◆ AIM: Lines containing the word "document" are the ones to copy from the records below.

◆ MATERIAL FOR THE TASK:
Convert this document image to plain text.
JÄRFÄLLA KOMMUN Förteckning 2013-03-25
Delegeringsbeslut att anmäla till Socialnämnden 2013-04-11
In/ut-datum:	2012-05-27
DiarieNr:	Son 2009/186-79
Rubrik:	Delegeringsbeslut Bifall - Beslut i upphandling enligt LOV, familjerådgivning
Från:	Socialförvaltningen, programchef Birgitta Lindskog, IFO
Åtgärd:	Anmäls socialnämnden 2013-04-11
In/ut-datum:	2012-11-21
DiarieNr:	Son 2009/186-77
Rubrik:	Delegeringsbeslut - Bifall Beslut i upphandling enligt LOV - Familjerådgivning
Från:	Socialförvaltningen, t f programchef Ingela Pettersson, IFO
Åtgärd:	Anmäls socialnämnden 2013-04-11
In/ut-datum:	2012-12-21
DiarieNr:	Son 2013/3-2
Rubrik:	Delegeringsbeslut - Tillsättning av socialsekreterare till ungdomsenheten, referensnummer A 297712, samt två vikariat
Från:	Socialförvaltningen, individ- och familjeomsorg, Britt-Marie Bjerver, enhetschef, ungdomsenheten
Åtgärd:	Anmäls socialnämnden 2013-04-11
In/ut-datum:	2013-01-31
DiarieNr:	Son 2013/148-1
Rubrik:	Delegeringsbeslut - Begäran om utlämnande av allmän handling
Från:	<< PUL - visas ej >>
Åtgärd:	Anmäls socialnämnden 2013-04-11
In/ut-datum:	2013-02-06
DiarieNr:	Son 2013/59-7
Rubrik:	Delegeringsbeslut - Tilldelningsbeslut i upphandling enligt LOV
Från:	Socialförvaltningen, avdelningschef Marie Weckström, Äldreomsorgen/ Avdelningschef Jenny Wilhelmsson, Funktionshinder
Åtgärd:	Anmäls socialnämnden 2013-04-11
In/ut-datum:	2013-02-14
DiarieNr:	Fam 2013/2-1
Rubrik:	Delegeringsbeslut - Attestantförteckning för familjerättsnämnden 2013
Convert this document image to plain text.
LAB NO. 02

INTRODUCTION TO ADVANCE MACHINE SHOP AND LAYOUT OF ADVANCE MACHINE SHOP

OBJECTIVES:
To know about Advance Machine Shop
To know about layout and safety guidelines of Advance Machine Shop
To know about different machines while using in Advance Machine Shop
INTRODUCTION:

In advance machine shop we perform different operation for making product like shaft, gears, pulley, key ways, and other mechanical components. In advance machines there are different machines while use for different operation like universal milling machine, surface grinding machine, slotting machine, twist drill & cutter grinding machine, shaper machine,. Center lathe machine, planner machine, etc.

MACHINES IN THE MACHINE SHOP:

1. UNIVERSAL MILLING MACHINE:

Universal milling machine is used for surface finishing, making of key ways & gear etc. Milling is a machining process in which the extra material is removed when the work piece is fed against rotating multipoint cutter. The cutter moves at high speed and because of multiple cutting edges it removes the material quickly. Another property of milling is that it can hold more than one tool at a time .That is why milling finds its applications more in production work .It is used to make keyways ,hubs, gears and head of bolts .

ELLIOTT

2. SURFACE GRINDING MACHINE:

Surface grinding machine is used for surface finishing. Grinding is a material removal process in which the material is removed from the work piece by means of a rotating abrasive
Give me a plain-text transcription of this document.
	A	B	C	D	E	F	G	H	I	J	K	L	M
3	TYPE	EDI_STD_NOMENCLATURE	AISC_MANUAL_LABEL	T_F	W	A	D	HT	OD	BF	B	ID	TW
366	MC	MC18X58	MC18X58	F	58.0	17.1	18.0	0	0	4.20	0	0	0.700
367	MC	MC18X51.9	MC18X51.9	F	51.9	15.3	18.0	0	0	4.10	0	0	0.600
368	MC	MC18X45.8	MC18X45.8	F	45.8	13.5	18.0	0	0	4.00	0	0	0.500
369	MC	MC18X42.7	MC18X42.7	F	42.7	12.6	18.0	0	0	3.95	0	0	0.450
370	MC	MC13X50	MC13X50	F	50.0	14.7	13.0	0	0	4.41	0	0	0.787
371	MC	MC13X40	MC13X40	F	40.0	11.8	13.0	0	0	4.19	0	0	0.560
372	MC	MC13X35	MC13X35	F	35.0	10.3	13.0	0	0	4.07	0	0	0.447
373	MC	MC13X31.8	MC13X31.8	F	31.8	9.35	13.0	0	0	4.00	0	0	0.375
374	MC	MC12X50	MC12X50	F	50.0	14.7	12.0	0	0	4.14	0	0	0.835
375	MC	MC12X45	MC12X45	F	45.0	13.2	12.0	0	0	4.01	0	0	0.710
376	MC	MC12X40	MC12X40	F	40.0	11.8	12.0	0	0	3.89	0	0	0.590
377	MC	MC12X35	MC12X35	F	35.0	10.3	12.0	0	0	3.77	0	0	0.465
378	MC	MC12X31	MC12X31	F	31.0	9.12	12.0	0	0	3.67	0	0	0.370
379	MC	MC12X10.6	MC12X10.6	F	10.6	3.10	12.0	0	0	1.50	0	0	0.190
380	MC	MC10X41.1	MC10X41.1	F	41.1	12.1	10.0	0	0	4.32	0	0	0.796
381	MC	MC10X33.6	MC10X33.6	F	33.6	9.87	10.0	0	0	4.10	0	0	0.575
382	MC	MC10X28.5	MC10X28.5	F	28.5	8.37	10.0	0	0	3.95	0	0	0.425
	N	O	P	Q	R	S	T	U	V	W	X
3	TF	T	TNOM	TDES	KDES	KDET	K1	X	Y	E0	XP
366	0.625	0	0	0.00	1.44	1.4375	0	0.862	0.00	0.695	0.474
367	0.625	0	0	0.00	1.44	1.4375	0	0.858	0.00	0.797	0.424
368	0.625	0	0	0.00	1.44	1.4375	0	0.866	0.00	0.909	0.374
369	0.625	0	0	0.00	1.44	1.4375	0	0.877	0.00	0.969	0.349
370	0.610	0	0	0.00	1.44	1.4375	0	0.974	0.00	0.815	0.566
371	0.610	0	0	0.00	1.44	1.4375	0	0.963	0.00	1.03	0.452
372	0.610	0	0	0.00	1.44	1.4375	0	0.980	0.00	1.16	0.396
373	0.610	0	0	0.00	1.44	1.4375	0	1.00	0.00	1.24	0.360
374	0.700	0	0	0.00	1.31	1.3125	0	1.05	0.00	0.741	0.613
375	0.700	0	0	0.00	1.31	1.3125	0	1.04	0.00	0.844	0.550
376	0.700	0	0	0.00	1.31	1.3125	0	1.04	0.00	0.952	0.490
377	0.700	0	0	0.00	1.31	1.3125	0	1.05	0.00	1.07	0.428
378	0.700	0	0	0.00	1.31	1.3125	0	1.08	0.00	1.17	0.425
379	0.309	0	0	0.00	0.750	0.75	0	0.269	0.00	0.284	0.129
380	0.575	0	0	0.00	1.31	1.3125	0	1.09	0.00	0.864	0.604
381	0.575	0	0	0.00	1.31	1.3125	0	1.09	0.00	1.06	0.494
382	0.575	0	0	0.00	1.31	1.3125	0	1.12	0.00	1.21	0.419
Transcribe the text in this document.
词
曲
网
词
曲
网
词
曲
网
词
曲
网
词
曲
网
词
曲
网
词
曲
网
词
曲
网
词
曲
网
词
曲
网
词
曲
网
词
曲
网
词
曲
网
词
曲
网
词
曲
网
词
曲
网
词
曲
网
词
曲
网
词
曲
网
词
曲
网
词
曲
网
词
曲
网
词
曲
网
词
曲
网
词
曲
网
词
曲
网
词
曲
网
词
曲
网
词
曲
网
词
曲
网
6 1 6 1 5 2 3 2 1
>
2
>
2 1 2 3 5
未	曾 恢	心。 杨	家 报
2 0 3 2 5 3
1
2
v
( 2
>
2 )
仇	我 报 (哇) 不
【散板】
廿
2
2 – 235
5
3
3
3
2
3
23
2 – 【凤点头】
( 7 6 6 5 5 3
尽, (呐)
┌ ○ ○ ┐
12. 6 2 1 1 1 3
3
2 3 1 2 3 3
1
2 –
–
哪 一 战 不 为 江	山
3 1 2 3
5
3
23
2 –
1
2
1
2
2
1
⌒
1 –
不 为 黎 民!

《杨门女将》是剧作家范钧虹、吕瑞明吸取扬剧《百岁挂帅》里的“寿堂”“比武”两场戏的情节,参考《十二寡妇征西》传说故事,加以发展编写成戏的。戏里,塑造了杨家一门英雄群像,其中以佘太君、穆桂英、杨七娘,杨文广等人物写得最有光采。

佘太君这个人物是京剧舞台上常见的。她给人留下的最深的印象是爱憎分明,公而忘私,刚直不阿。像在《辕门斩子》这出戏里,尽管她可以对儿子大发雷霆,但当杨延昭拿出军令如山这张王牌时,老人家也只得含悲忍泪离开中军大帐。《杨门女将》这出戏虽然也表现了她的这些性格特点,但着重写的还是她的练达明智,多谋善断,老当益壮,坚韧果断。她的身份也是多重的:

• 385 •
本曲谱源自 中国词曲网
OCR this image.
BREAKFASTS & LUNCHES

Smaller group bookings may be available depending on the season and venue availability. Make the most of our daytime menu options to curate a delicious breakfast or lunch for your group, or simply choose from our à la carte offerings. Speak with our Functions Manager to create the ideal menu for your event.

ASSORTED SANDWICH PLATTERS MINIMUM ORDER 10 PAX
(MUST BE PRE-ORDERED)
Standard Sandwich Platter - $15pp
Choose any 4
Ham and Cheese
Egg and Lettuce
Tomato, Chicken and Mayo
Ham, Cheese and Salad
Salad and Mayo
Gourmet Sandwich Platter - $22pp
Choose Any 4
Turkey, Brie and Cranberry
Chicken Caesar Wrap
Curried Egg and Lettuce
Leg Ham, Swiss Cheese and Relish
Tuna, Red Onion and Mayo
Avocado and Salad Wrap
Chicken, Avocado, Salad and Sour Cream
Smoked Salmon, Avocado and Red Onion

◆ OUTPUT OF THE TASK:
Convert this document image to plain text.
Convert this document image to plain text.
Give me a plain-text transcription of this document.
Transcribe the text in this document.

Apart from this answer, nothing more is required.